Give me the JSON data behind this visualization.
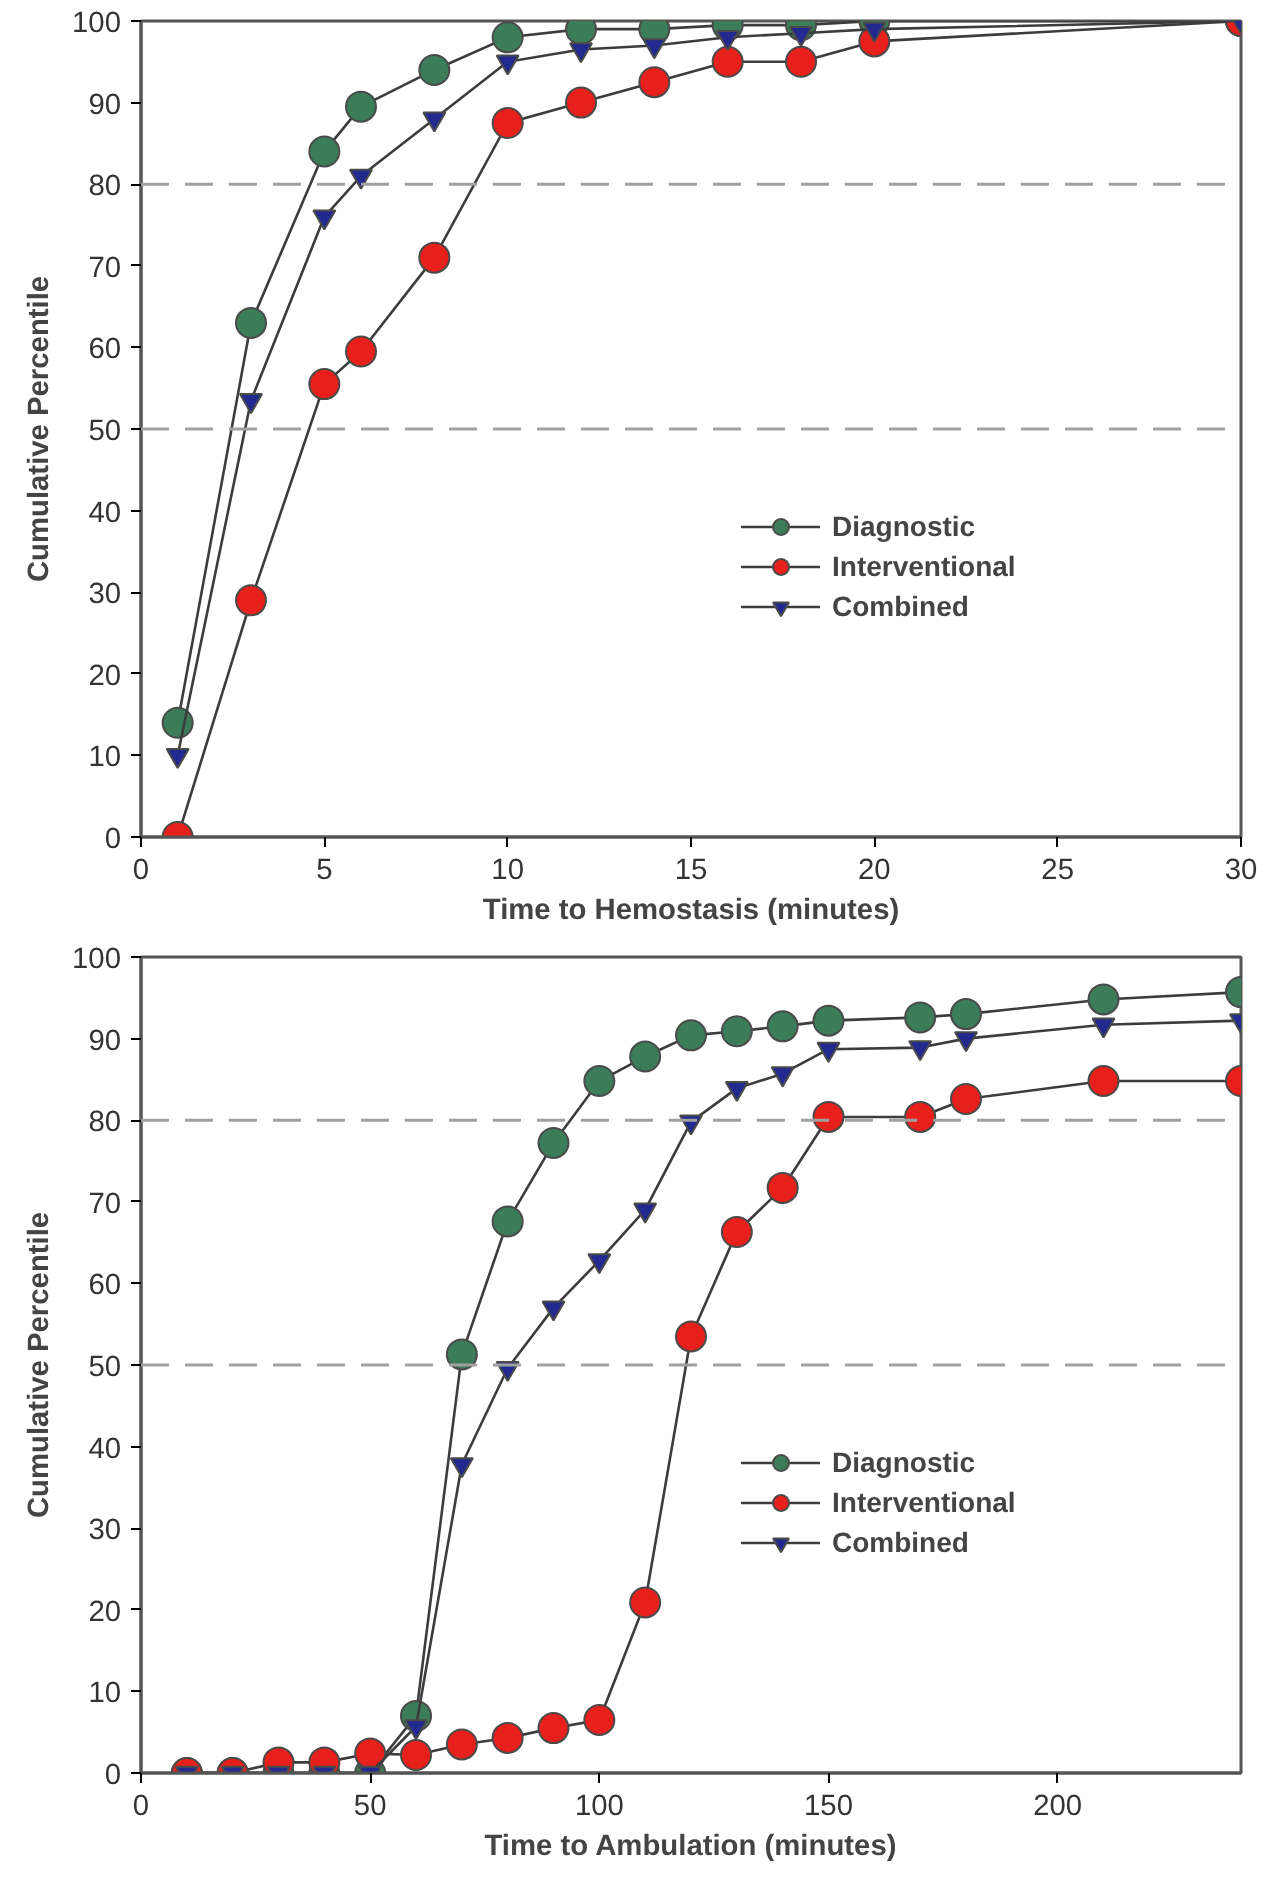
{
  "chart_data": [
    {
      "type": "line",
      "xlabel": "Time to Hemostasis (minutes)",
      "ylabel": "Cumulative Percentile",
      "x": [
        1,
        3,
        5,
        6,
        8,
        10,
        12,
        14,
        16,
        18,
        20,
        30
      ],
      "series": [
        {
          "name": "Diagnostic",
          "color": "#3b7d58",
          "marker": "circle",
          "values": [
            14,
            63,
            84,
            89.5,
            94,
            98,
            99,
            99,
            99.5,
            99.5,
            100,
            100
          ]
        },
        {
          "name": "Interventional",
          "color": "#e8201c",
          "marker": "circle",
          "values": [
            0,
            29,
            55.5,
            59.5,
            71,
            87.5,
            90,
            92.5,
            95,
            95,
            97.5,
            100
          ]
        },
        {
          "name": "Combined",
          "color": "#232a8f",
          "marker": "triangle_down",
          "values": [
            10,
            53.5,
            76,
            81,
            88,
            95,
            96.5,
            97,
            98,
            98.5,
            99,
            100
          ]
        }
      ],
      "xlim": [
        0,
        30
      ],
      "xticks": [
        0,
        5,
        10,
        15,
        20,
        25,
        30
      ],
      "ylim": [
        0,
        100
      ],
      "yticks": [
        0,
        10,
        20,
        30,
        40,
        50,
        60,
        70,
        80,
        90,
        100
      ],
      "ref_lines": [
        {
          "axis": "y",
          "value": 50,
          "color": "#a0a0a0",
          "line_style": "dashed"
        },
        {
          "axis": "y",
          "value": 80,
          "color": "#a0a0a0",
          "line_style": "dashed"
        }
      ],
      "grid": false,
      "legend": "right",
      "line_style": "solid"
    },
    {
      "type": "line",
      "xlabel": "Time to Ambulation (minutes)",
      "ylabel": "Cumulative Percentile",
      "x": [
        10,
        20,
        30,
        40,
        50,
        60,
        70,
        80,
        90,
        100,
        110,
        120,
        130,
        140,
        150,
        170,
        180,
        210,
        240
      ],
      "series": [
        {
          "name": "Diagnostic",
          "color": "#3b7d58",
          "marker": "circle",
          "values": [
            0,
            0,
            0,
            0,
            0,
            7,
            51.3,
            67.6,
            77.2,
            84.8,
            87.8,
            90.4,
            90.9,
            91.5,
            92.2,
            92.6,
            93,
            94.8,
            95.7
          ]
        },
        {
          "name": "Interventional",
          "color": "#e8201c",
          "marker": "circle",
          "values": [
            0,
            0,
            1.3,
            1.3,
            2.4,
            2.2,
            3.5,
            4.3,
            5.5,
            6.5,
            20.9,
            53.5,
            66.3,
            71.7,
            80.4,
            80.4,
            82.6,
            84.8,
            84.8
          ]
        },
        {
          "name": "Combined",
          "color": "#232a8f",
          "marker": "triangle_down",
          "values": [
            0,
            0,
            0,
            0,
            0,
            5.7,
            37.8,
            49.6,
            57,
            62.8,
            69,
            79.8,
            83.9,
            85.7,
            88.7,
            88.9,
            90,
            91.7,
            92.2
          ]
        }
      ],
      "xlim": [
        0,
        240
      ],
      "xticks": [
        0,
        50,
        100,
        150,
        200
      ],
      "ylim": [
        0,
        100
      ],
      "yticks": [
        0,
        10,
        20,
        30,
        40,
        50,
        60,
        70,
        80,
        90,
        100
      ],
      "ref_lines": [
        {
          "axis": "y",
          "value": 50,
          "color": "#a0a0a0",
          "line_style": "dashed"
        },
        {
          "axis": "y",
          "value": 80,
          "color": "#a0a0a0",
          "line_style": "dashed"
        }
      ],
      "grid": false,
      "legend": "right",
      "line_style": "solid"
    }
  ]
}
□ □ □ □ □ □ □
Print the complete listing exactly as it stands, without its pictures.

Give me the JSON data behind this visualization.
{
  "chart_data": [
    {
      "type": "line",
      "xlabel": "Time to Hemostasis (minutes)",
      "ylabel": "Cumulative Percentile",
      "x": [
        1,
        3,
        5,
        6,
        8,
        10,
        12,
        14,
        16,
        18,
        20,
        30
      ],
      "series": [
        {
          "name": "Diagnostic",
          "color": "#3b7d58",
          "marker": "circle",
          "values": [
            14,
            63,
            84,
            89.5,
            94,
            98,
            99,
            99,
            99.5,
            99.5,
            100,
            100
          ]
        },
        {
          "name": "Interventional",
          "color": "#e8201c",
          "marker": "circle",
          "values": [
            0,
            29,
            55.5,
            59.5,
            71,
            87.5,
            90,
            92.5,
            95,
            95,
            97.5,
            100
          ]
        },
        {
          "name": "Combined",
          "color": "#232a8f",
          "marker": "triangle_down",
          "values": [
            10,
            53.5,
            76,
            81,
            88,
            95,
            96.5,
            97,
            98,
            98.5,
            99,
            100
          ]
        }
      ],
      "xlim": [
        0,
        30
      ],
      "xticks": [
        0,
        5,
        10,
        15,
        20,
        25,
        30
      ],
      "ylim": [
        0,
        100
      ],
      "yticks": [
        0,
        10,
        20,
        30,
        40,
        50,
        60,
        70,
        80,
        90,
        100
      ],
      "ref_lines": [
        {
          "axis": "y",
          "value": 50,
          "color": "#a0a0a0",
          "line_style": "dashed"
        },
        {
          "axis": "y",
          "value": 80,
          "color": "#a0a0a0",
          "line_style": "dashed"
        }
      ],
      "grid": false,
      "legend": "right",
      "line_style": "solid"
    },
    {
      "type": "line",
      "xlabel": "Time to Ambulation (minutes)",
      "ylabel": "Cumulative Percentile",
      "x": [
        10,
        20,
        30,
        40,
        50,
        60,
        70,
        80,
        90,
        100,
        110,
        120,
        130,
        140,
        150,
        170,
        180,
        210,
        240
      ],
      "series": [
        {
          "name": "Diagnostic",
          "color": "#3b7d58",
          "marker": "circle",
          "values": [
            0,
            0,
            0,
            0,
            0,
            7,
            51.3,
            67.6,
            77.2,
            84.8,
            87.8,
            90.4,
            90.9,
            91.5,
            92.2,
            92.6,
            93,
            94.8,
            95.7
          ]
        },
        {
          "name": "Interventional",
          "color": "#e8201c",
          "marker": "circle",
          "values": [
            0,
            0,
            1.3,
            1.3,
            2.4,
            2.2,
            3.5,
            4.3,
            5.5,
            6.5,
            20.9,
            53.5,
            66.3,
            71.7,
            80.4,
            80.4,
            82.6,
            84.8,
            84.8
          ]
        },
        {
          "name": "Combined",
          "color": "#232a8f",
          "marker": "triangle_down",
          "values": [
            0,
            0,
            0,
            0,
            0,
            5.7,
            37.8,
            49.6,
            57,
            62.8,
            69,
            79.8,
            83.9,
            85.7,
            88.7,
            88.9,
            90,
            91.7,
            92.2
          ]
        }
      ],
      "xlim": [
        0,
        240
      ],
      "xticks": [
        0,
        50,
        100,
        150,
        200
      ],
      "ylim": [
        0,
        100
      ],
      "yticks": [
        0,
        10,
        20,
        30,
        40,
        50,
        60,
        70,
        80,
        90,
        100
      ],
      "ref_lines": [
        {
          "axis": "y",
          "value": 50,
          "color": "#a0a0a0",
          "line_style": "dashed"
        },
        {
          "axis": "y",
          "value": 80,
          "color": "#a0a0a0",
          "line_style": "dashed"
        }
      ],
      "grid": false,
      "legend": "right",
      "line_style": "solid"
    }
  ]
}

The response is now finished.